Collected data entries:

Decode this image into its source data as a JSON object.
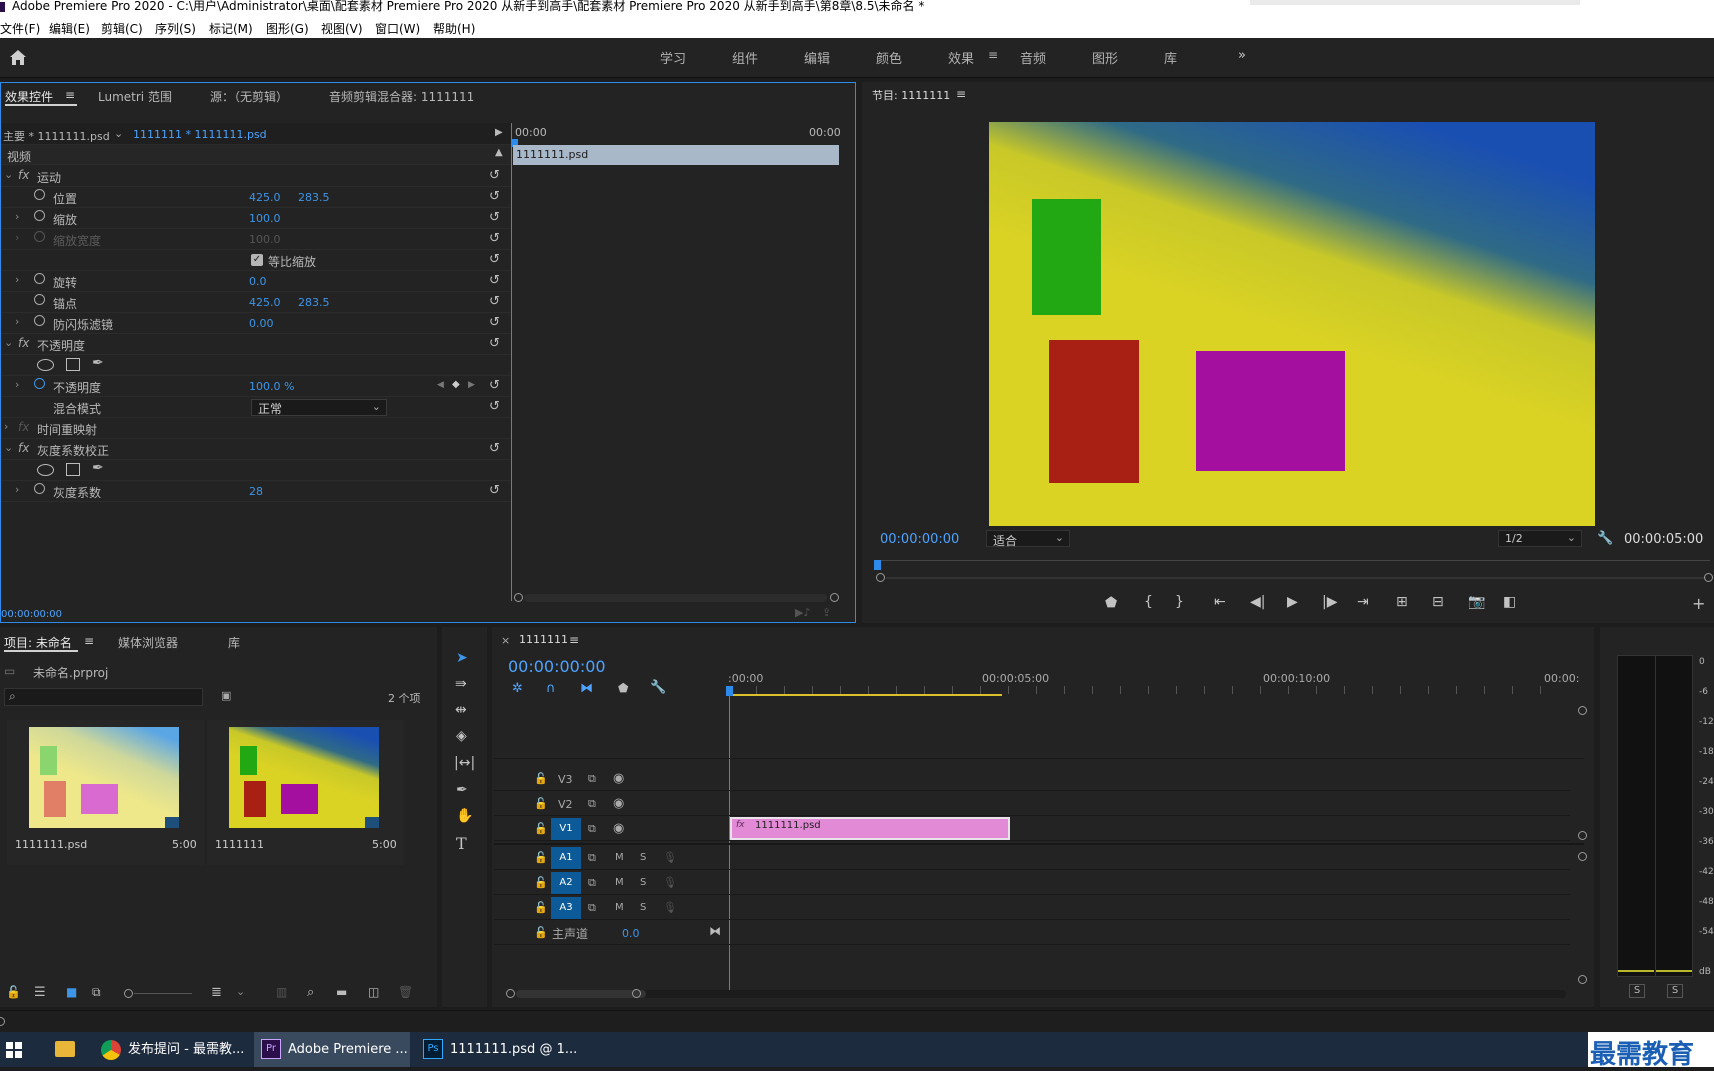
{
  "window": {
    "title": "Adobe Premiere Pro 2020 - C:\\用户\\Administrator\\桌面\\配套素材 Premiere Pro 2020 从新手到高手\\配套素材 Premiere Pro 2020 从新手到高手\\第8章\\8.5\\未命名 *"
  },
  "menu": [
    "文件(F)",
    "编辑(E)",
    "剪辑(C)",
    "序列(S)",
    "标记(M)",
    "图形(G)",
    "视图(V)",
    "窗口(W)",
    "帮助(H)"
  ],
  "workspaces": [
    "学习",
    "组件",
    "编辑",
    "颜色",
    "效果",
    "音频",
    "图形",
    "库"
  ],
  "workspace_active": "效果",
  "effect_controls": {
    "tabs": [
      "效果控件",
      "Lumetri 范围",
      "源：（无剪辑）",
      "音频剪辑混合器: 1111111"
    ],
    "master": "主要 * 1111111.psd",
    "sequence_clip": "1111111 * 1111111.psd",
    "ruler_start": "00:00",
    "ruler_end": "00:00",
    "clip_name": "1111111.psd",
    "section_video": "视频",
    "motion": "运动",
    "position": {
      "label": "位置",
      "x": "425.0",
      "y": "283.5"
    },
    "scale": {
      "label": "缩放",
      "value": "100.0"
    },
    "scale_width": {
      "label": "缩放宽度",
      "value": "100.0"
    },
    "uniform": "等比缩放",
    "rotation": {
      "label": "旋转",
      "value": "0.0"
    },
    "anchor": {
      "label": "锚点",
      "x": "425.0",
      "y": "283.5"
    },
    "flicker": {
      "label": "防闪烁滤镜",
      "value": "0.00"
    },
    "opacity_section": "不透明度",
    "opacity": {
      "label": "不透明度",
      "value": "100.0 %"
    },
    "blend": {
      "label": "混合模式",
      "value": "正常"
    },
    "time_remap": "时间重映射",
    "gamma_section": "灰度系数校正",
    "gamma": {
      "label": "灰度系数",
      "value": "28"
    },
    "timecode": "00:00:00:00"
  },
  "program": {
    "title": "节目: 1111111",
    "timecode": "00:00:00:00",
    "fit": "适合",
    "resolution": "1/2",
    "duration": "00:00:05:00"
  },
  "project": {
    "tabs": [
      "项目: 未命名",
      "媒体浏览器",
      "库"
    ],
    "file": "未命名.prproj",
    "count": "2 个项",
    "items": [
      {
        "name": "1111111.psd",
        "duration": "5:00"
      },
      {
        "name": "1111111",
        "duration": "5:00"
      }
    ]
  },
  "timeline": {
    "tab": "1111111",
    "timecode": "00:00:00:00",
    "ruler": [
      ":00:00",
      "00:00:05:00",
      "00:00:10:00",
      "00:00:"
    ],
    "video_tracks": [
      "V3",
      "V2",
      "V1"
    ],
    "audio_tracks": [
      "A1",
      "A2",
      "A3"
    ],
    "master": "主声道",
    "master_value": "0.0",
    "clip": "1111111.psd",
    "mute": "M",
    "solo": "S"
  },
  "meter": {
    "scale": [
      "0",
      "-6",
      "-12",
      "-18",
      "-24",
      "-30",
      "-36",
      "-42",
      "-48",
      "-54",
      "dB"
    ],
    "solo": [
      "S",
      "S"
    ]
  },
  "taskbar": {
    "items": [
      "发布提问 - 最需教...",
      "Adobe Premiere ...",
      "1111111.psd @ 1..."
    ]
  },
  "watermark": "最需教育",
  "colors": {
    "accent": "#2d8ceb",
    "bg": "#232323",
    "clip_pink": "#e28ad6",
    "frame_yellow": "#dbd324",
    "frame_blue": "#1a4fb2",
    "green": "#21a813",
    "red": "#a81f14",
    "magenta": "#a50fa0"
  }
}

— TASK DETAILS —
Tally up how many lines in the preceding listing contain the word "title". Give nothing but the number.

— FINAL RESULT —
2